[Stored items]
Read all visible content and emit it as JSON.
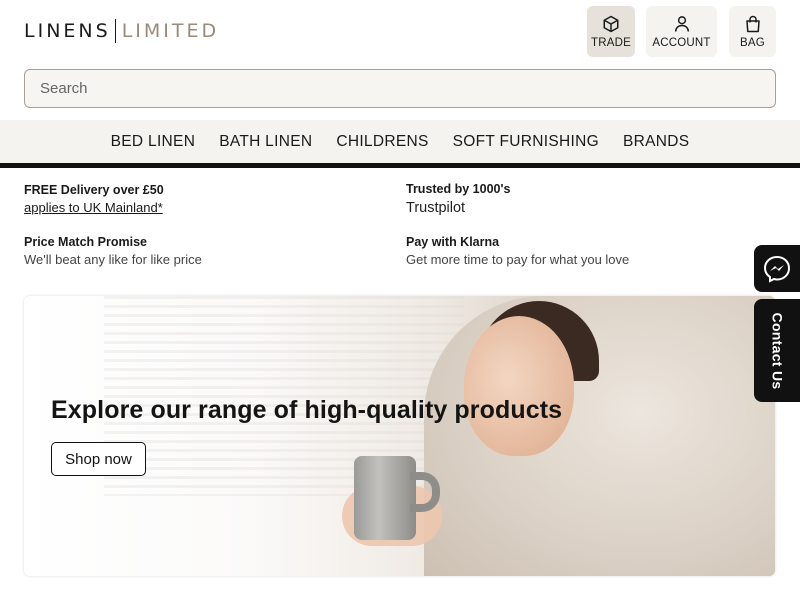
{
  "brand": {
    "part1": "LINENS",
    "part2": "LIMITED"
  },
  "header_buttons": {
    "trade": "TRADE",
    "account": "ACCOUNT",
    "bag": "BAG"
  },
  "search": {
    "placeholder": "Search"
  },
  "nav": {
    "items": [
      "BED LINEN",
      "BATH LINEN",
      "CHILDRENS",
      "SOFT FURNISHING",
      "BRANDS"
    ]
  },
  "usps": [
    {
      "title": "FREE Delivery over £50",
      "subtitle": "applies to UK Mainland*"
    },
    {
      "title": "Trusted by 1000's",
      "subtitle": "Trustpilot"
    },
    {
      "title": "Price Match Promise",
      "subtitle": "We'll beat any like for like price"
    },
    {
      "title": "Pay with Klarna",
      "subtitle": "Get more time to pay for what you love"
    }
  ],
  "hero": {
    "title": "Explore our range of high-quality products",
    "cta": "Shop now"
  },
  "widgets": {
    "messenger_icon": "messenger-icon",
    "contact_label": "Contact Us"
  },
  "colors": {
    "nav_bg": "#f5f3ef",
    "accent_dark": "#111111",
    "logo_secondary": "#9a8a7a"
  }
}
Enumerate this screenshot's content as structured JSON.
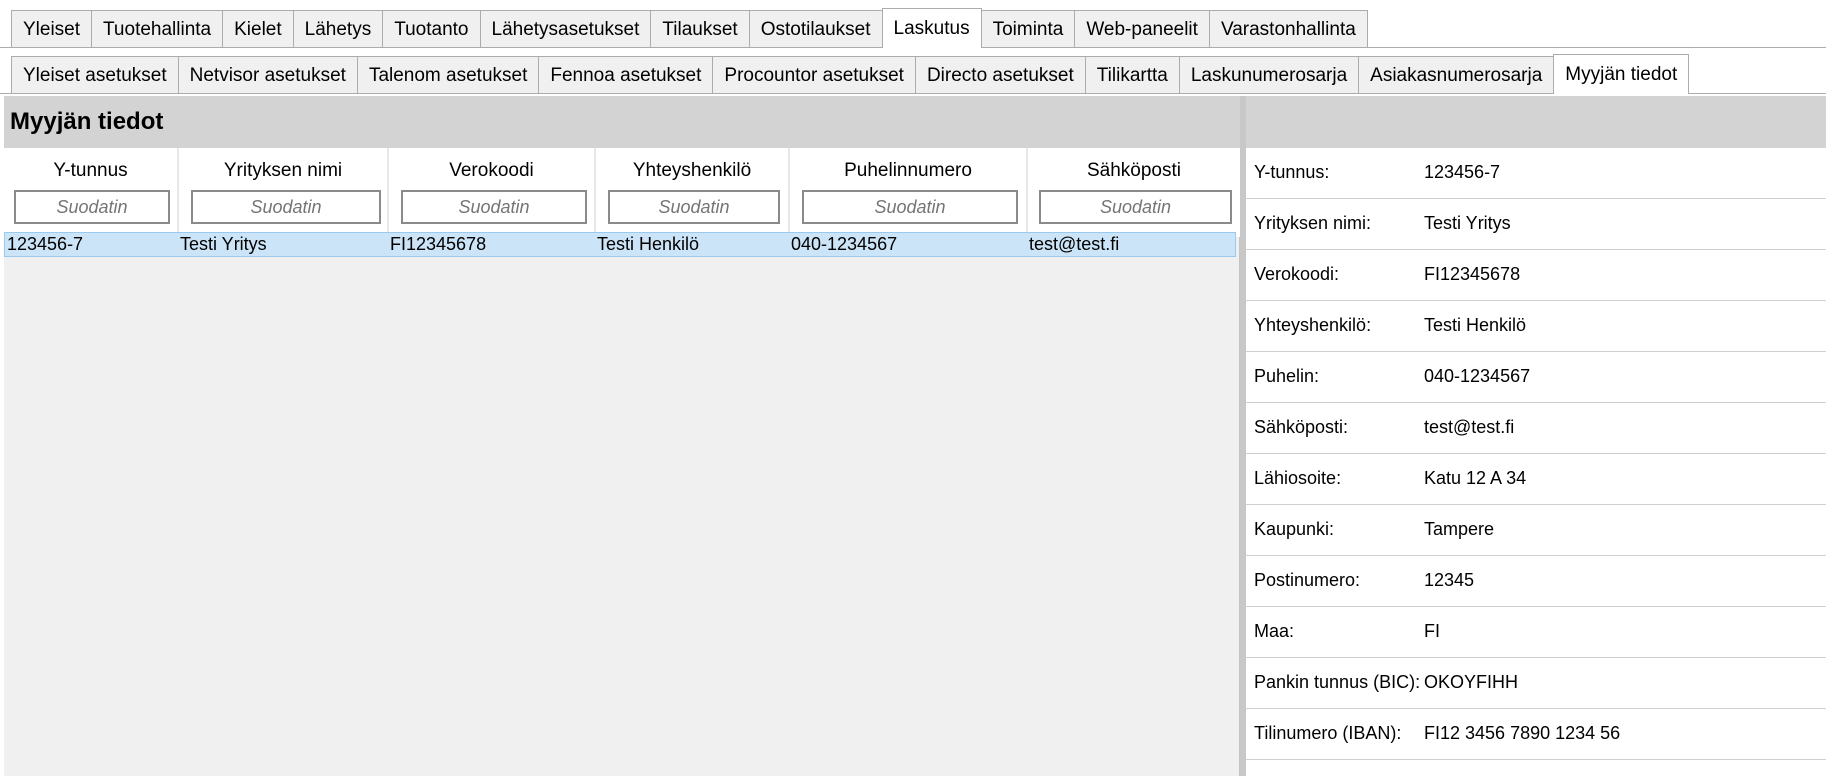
{
  "main_tabs": [
    "Yleiset",
    "Tuotehallinta",
    "Kielet",
    "Lähetys",
    "Tuotanto",
    "Lähetysasetukset",
    "Tilaukset",
    "Ostotilaukset",
    "Laskutus",
    "Toiminta",
    "Web-paneelit",
    "Varastonhallinta"
  ],
  "main_tabs_active": "Laskutus",
  "sub_tabs": [
    "Yleiset asetukset",
    "Netvisor asetukset",
    "Talenom asetukset",
    "Fennoa asetukset",
    "Procountor asetukset",
    "Directo asetukset",
    "Tilikartta",
    "Laskunumerosarja",
    "Asiakasnumerosarja",
    "Myyjän tiedot"
  ],
  "sub_tabs_active": "Myyjän tiedot",
  "left_panel": {
    "title": "Myyjän tiedot",
    "columns": [
      "Y-tunnus",
      "Yrityksen nimi",
      "Verokoodi",
      "Yhteyshenkilö",
      "Puhelinnumero",
      "Sähköposti"
    ],
    "filter_placeholder": "Suodatin",
    "rows": [
      [
        "123456-7",
        "Testi Yritys",
        "FI12345678",
        "Testi Henkilö",
        "040-1234567",
        "test@test.fi"
      ]
    ]
  },
  "details": [
    {
      "label": "Y-tunnus:",
      "value": "123456-7"
    },
    {
      "label": "Yrityksen nimi:",
      "value": "Testi Yritys"
    },
    {
      "label": "Verokoodi:",
      "value": "FI12345678"
    },
    {
      "label": "Yhteyshenkilö:",
      "value": "Testi Henkilö"
    },
    {
      "label": "Puhelin:",
      "value": "040-1234567"
    },
    {
      "label": "Sähköposti:",
      "value": "test@test.fi"
    },
    {
      "label": "Lähiosoite:",
      "value": "Katu 12 A 34"
    },
    {
      "label": "Kaupunki:",
      "value": "Tampere"
    },
    {
      "label": "Postinumero:",
      "value": "12345"
    },
    {
      "label": "Maa:",
      "value": "FI"
    },
    {
      "label": "Pankin tunnus (BIC):",
      "value": "OKOYFIHH"
    },
    {
      "label": "Tilinumero (IBAN):",
      "value": "FI12 3456 7890 1234 56"
    }
  ],
  "colors": {
    "selected_row": "#cce4f7",
    "header_band": "#d3d3d3",
    "pane_bg": "#f0f0f0"
  }
}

DIRECTION ::
Repeat each entry precisely as it appears. Leave the pictures out.

RIGHT ANSWER ::
Read all visible content and emit it as JSON.
{
  "brand": {
    "part1": "LINENS",
    "part2": "LIMITED"
  },
  "header_buttons": {
    "trade": "TRADE",
    "account": "ACCOUNT",
    "bag": "BAG"
  },
  "search": {
    "placeholder": "Search"
  },
  "nav": {
    "items": [
      "BED LINEN",
      "BATH LINEN",
      "CHILDRENS",
      "SOFT FURNISHING",
      "BRANDS"
    ]
  },
  "usps": [
    {
      "title": "FREE Delivery over £50",
      "subtitle": "applies to UK Mainland*"
    },
    {
      "title": "Trusted by 1000's",
      "subtitle": "Trustpilot"
    },
    {
      "title": "Price Match Promise",
      "subtitle": "We'll beat any like for like price"
    },
    {
      "title": "Pay with Klarna",
      "subtitle": "Get more time to pay for what you love"
    }
  ],
  "hero": {
    "title": "Explore our range of high-quality products",
    "cta": "Shop now"
  },
  "widgets": {
    "messenger_icon": "messenger-icon",
    "contact_label": "Contact Us"
  },
  "colors": {
    "nav_bg": "#f5f3ef",
    "accent_dark": "#111111",
    "logo_secondary": "#9a8a7a"
  }
}
Enumerate this screenshot's content as structured JSON.
{
  "main_tabs": [
    "Yleiset",
    "Tuotehallinta",
    "Kielet",
    "Lähetys",
    "Tuotanto",
    "Lähetysasetukset",
    "Tilaukset",
    "Ostotilaukset",
    "Laskutus",
    "Toiminta",
    "Web-paneelit",
    "Varastonhallinta"
  ],
  "main_tabs_active": "Laskutus",
  "sub_tabs": [
    "Yleiset asetukset",
    "Netvisor asetukset",
    "Talenom asetukset",
    "Fennoa asetukset",
    "Procountor asetukset",
    "Directo asetukset",
    "Tilikartta",
    "Laskunumerosarja",
    "Asiakasnumerosarja",
    "Myyjän tiedot"
  ],
  "sub_tabs_active": "Myyjän tiedot",
  "left_panel": {
    "title": "Myyjän tiedot",
    "columns": [
      "Y-tunnus",
      "Yrityksen nimi",
      "Verokoodi",
      "Yhteyshenkilö",
      "Puhelinnumero",
      "Sähköposti"
    ],
    "filter_placeholder": "Suodatin",
    "rows": [
      [
        "123456-7",
        "Testi Yritys",
        "FI12345678",
        "Testi Henkilö",
        "040-1234567",
        "test@test.fi"
      ]
    ]
  },
  "details": [
    {
      "label": "Y-tunnus:",
      "value": "123456-7"
    },
    {
      "label": "Yrityksen nimi:",
      "value": "Testi Yritys"
    },
    {
      "label": "Verokoodi:",
      "value": "FI12345678"
    },
    {
      "label": "Yhteyshenkilö:",
      "value": "Testi Henkilö"
    },
    {
      "label": "Puhelin:",
      "value": "040-1234567"
    },
    {
      "label": "Sähköposti:",
      "value": "test@test.fi"
    },
    {
      "label": "Lähiosoite:",
      "value": "Katu 12 A 34"
    },
    {
      "label": "Kaupunki:",
      "value": "Tampere"
    },
    {
      "label": "Postinumero:",
      "value": "12345"
    },
    {
      "label": "Maa:",
      "value": "FI"
    },
    {
      "label": "Pankin tunnus (BIC):",
      "value": "OKOYFIHH"
    },
    {
      "label": "Tilinumero (IBAN):",
      "value": "FI12 3456 7890 1234 56"
    }
  ],
  "colors": {
    "selected_row": "#cce4f7",
    "header_band": "#d3d3d3",
    "pane_bg": "#f0f0f0"
  }
}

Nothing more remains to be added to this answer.